__Given problem__: Would you repeat the lines from the one with "Decode this image" through the final line, both included, and nothing else? No pictures belong in the copy.
## start Dataset records
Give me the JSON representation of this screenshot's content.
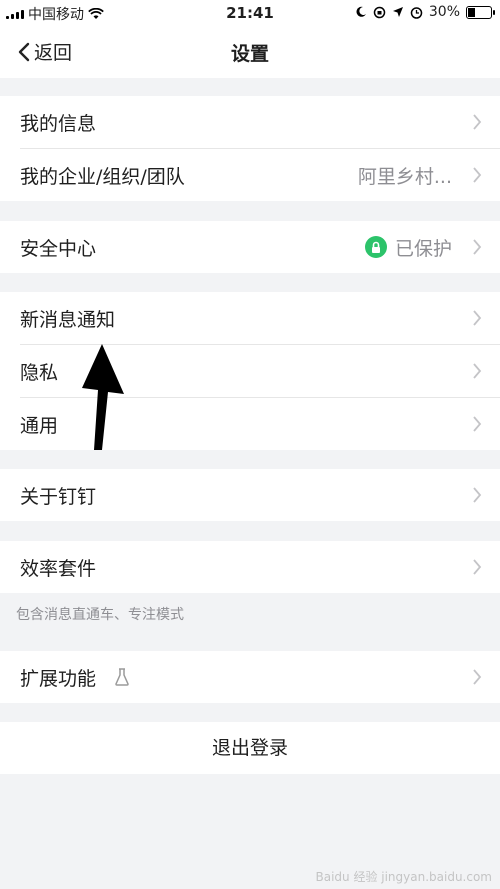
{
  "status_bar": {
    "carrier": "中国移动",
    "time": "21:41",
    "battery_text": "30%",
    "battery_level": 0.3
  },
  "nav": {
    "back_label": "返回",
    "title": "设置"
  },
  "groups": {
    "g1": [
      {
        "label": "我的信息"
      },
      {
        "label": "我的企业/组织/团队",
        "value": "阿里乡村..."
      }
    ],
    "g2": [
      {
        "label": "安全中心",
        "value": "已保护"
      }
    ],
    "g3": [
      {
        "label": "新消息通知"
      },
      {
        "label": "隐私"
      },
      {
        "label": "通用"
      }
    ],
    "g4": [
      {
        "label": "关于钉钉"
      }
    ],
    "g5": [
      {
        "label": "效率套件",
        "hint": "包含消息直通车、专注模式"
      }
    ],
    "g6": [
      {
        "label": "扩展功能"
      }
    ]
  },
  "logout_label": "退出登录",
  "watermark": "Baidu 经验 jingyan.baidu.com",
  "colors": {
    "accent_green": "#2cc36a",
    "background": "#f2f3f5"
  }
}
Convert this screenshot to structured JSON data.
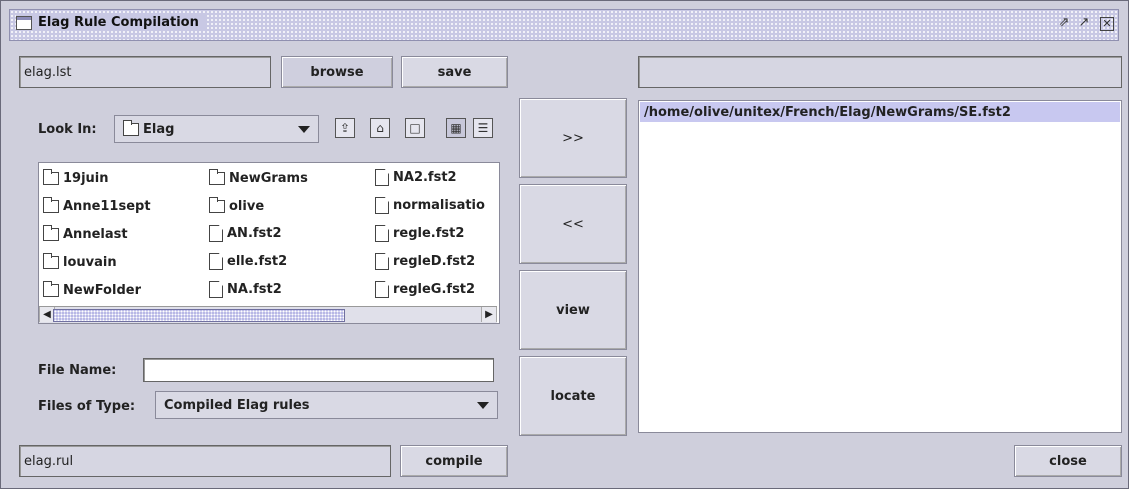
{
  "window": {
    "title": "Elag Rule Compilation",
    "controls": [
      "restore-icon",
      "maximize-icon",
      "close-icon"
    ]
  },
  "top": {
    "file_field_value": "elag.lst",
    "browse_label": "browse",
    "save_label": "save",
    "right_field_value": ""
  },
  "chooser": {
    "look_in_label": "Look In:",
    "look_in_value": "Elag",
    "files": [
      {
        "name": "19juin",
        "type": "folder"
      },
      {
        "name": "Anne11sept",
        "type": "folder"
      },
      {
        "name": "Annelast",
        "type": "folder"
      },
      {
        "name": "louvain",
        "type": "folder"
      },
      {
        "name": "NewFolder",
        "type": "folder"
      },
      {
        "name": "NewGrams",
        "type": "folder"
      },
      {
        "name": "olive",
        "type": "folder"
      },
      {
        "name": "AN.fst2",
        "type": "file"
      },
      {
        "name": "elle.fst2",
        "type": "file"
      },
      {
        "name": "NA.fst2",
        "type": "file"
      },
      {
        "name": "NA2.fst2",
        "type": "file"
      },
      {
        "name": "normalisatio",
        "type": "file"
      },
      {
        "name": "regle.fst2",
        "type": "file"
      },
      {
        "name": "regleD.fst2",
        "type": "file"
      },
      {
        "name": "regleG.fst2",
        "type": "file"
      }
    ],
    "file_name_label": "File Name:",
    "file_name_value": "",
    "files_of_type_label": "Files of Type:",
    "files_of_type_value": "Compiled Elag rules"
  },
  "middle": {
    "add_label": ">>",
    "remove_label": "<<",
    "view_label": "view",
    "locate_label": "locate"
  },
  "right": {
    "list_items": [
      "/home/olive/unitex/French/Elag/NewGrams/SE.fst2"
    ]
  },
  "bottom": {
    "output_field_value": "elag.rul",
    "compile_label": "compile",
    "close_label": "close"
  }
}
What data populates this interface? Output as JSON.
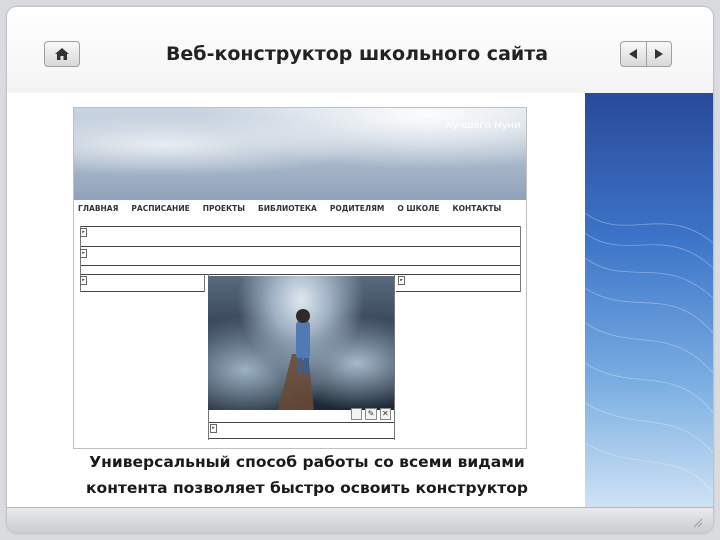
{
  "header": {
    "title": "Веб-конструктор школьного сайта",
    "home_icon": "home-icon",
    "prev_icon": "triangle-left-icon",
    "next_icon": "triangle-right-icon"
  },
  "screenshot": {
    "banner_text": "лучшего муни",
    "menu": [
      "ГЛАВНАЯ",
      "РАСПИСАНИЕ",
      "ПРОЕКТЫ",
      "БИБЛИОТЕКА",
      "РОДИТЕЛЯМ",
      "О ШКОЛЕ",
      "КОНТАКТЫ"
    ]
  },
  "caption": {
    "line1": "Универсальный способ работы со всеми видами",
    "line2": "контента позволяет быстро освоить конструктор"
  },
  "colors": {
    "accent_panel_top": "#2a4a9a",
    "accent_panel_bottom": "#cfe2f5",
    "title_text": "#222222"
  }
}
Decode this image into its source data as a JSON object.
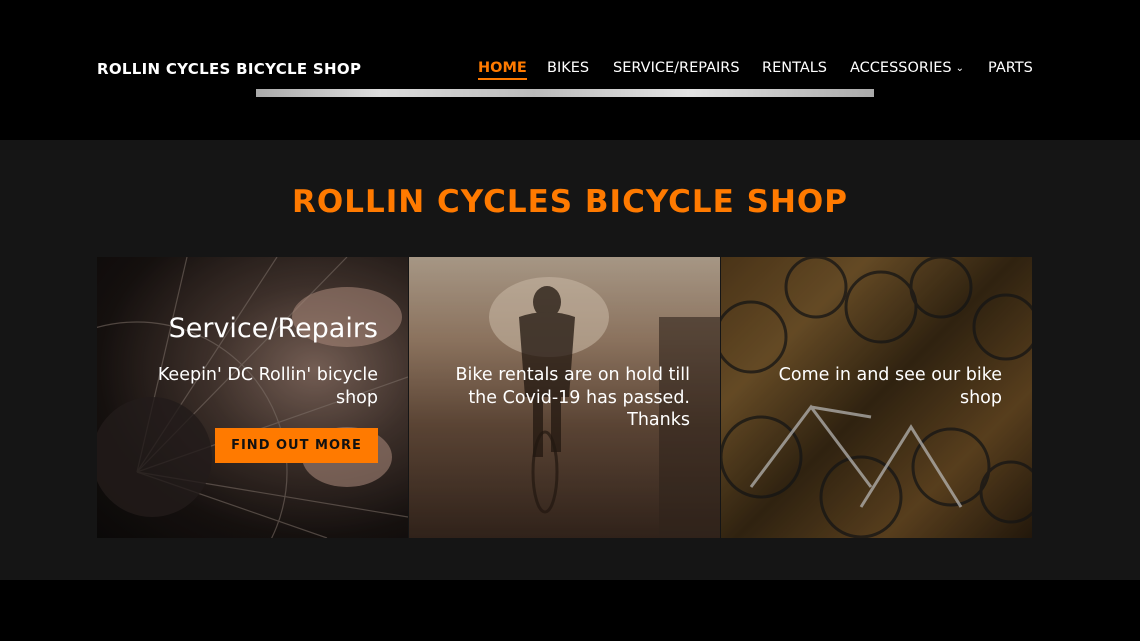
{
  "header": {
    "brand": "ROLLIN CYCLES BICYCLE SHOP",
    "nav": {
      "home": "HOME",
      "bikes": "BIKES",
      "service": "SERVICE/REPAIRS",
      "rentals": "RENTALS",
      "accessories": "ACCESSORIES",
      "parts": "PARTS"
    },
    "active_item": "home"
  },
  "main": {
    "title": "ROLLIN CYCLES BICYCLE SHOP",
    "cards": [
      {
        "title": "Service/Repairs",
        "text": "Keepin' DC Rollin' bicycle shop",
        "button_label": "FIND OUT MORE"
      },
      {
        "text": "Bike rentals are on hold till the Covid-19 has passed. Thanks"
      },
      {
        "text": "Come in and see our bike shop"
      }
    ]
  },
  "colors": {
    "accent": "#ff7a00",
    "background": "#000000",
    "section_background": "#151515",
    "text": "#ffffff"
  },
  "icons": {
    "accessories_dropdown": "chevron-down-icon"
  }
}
## end Dataset records
__Response to this task__:
Decode this image into its source data as a JSON object.
{
  "header": {
    "brand": "ROLLIN CYCLES BICYCLE SHOP",
    "nav": {
      "home": "HOME",
      "bikes": "BIKES",
      "service": "SERVICE/REPAIRS",
      "rentals": "RENTALS",
      "accessories": "ACCESSORIES",
      "parts": "PARTS"
    },
    "active_item": "home"
  },
  "main": {
    "title": "ROLLIN CYCLES BICYCLE SHOP",
    "cards": [
      {
        "title": "Service/Repairs",
        "text": "Keepin' DC Rollin' bicycle shop",
        "button_label": "FIND OUT MORE"
      },
      {
        "text": "Bike rentals are on hold till the Covid-19 has passed. Thanks"
      },
      {
        "text": "Come in and see our bike shop"
      }
    ]
  },
  "colors": {
    "accent": "#ff7a00",
    "background": "#000000",
    "section_background": "#151515",
    "text": "#ffffff"
  },
  "icons": {
    "accessories_dropdown": "chevron-down-icon"
  }
}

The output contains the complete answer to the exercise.